Problem to solve: Copy every line of the listing that holds the string "this".

(Stored items)
################
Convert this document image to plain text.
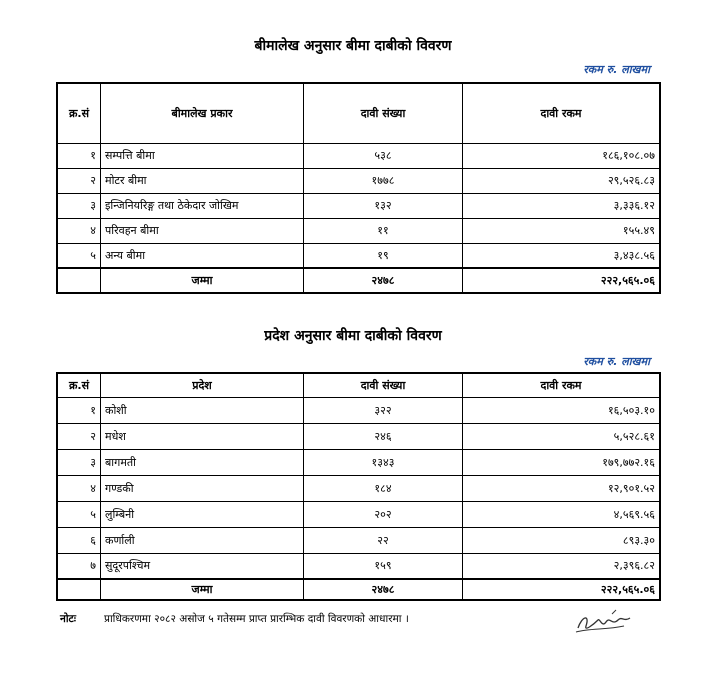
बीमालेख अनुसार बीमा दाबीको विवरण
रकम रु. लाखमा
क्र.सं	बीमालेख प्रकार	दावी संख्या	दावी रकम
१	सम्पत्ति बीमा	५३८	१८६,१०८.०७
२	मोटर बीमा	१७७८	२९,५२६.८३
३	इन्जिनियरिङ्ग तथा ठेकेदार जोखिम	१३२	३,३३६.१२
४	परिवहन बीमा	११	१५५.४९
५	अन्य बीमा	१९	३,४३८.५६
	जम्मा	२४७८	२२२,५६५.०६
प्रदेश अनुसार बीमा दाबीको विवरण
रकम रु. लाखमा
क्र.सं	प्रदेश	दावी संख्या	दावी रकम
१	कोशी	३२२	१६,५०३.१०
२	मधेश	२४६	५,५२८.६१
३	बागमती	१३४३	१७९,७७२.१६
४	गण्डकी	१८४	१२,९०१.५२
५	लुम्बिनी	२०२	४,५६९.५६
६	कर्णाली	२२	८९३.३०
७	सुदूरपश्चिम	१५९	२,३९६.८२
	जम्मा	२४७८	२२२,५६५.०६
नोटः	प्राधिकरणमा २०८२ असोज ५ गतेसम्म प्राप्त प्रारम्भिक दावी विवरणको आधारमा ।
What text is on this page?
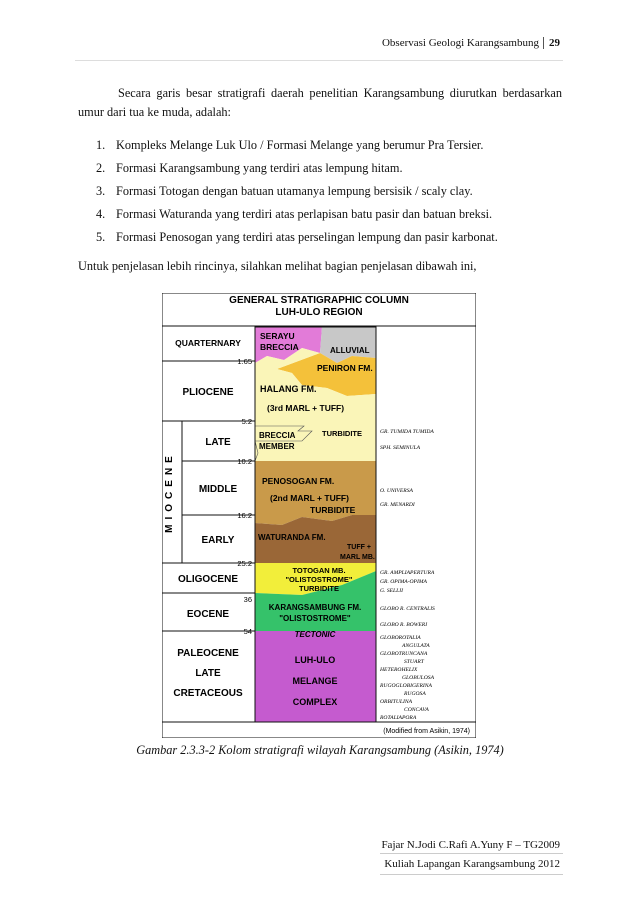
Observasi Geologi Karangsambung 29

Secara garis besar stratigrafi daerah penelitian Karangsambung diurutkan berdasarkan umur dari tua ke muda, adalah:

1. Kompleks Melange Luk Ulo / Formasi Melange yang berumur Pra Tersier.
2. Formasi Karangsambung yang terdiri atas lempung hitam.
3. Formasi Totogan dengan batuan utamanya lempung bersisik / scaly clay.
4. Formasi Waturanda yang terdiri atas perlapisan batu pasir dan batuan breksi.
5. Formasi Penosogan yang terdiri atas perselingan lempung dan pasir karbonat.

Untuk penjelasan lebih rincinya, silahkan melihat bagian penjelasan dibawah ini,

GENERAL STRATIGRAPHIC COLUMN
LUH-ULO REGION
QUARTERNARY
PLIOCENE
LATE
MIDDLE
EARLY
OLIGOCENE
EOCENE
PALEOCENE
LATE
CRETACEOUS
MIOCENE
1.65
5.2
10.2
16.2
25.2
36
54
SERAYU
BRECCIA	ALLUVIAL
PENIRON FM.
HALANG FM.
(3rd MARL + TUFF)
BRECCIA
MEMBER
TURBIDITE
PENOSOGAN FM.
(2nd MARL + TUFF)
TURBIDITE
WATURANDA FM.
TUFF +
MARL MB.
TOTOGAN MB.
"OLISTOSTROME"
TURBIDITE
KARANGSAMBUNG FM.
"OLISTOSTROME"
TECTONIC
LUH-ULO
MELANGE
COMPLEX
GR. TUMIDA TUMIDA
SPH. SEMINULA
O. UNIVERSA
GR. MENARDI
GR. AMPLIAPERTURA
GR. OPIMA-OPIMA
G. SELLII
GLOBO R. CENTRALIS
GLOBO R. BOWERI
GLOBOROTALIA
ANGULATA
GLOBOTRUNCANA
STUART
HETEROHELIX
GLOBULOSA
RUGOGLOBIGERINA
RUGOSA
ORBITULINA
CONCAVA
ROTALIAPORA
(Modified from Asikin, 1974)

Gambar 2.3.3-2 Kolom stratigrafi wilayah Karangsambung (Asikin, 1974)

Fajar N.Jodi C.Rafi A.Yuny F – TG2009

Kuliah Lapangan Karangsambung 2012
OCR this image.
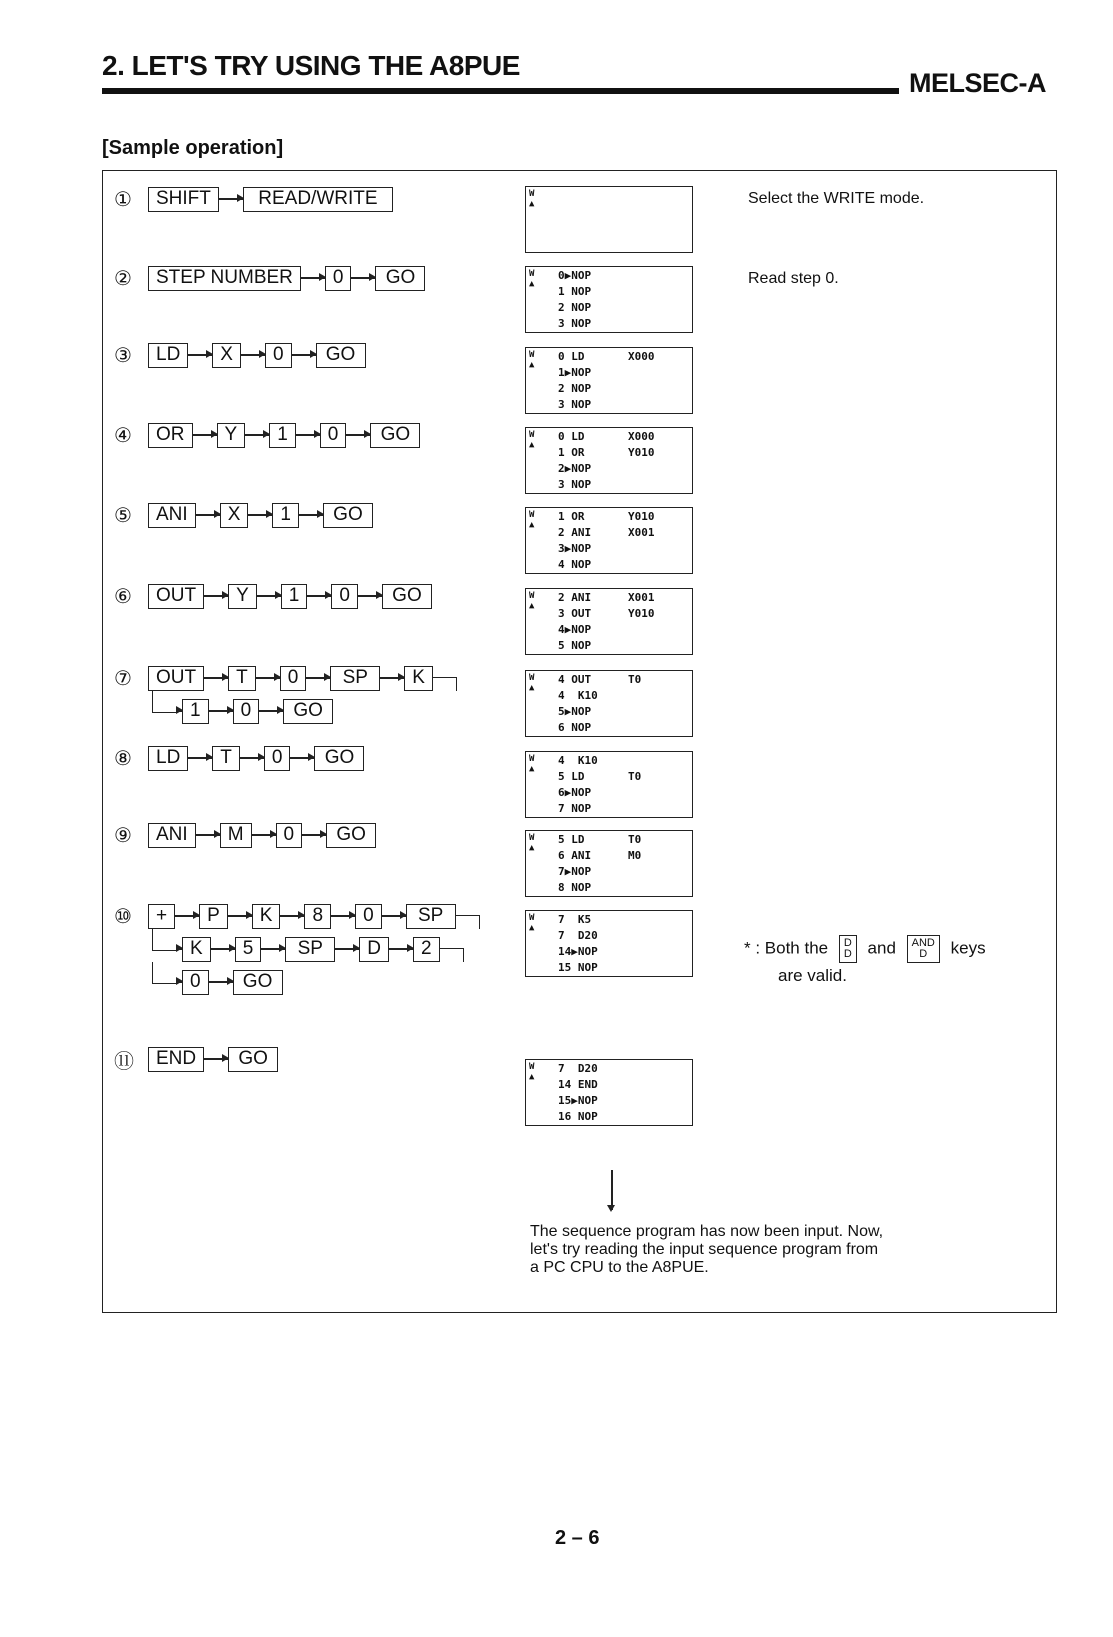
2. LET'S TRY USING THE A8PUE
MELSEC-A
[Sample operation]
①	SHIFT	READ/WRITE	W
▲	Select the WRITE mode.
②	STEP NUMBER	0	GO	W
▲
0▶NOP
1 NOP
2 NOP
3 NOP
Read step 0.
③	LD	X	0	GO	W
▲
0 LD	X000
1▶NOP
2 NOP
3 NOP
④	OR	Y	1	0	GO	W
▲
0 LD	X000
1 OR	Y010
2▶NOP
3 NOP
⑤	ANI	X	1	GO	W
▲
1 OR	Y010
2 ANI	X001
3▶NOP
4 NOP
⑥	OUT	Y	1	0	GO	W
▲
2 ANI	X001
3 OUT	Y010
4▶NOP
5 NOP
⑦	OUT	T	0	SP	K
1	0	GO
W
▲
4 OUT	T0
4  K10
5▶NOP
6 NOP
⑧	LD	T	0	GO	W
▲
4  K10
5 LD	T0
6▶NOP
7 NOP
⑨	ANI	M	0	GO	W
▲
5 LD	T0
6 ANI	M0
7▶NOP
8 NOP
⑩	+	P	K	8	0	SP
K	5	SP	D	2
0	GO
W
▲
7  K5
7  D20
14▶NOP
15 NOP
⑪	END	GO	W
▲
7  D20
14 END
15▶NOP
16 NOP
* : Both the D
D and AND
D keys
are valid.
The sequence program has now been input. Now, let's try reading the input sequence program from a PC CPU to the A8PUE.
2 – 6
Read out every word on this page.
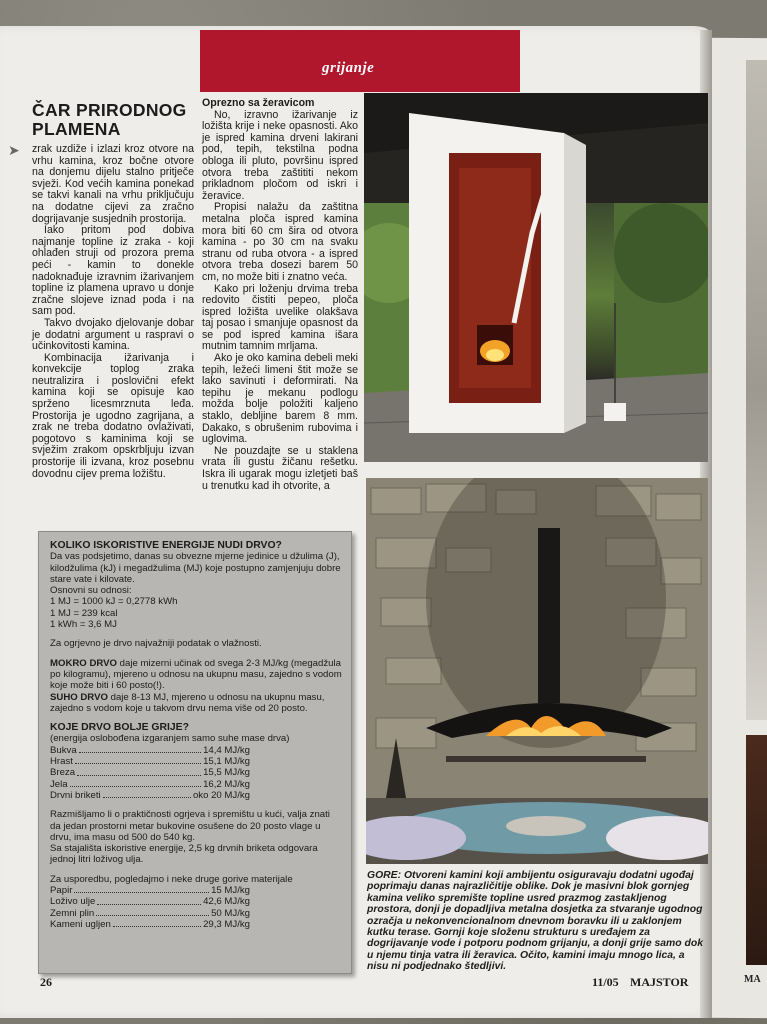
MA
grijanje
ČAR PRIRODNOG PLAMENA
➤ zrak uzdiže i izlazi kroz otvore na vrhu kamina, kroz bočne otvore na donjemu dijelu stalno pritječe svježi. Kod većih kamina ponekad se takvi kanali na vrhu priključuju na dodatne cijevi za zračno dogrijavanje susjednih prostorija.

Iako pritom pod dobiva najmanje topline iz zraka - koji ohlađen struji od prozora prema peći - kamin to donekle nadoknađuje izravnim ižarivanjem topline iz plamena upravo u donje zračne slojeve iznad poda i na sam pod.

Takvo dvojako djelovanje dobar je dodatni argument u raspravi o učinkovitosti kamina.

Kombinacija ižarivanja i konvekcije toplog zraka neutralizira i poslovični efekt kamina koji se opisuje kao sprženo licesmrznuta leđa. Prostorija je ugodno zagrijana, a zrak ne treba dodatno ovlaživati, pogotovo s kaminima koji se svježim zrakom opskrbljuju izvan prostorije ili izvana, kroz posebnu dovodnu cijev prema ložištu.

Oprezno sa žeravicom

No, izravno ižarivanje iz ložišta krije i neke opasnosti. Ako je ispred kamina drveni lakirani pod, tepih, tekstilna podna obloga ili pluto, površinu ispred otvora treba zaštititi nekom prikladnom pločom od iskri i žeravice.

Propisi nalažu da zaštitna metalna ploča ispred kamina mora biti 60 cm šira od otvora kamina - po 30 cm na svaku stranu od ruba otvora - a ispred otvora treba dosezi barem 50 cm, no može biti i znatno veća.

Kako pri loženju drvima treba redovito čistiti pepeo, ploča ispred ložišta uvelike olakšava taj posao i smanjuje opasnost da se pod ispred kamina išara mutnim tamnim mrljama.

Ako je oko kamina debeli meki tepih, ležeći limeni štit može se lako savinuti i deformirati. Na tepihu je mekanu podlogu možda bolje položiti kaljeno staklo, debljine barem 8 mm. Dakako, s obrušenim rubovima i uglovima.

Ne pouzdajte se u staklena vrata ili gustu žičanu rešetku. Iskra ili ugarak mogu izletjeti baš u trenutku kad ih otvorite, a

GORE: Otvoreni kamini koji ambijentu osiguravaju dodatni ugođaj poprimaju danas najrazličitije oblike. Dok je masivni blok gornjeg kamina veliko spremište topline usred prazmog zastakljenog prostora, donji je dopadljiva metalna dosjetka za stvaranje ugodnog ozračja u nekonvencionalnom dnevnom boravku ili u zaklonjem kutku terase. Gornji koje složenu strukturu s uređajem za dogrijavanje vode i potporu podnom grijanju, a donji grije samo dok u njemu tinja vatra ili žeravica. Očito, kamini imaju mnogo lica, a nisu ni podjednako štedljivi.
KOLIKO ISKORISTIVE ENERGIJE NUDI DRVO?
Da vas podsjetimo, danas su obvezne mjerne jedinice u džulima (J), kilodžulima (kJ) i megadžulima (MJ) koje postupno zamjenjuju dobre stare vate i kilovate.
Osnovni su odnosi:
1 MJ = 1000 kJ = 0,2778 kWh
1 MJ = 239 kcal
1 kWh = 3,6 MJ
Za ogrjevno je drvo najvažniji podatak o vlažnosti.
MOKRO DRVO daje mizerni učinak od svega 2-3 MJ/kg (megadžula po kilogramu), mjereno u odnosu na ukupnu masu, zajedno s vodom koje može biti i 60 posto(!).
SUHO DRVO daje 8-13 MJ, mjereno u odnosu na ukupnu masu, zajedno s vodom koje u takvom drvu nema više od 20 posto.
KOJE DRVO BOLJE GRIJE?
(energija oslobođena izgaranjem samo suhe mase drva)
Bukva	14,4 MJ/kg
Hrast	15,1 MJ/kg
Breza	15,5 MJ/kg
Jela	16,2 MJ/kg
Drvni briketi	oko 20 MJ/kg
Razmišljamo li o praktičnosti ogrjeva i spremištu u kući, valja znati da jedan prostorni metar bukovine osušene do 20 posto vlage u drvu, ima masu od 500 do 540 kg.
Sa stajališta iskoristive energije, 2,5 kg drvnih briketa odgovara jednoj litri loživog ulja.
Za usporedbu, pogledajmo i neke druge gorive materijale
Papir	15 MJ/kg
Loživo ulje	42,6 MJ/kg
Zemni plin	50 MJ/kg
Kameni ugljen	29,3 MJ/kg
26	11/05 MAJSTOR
################
Solved exercise:
Convert this document image to plain text.
What text is on this page?
OCR this image.
Read out every word on this page.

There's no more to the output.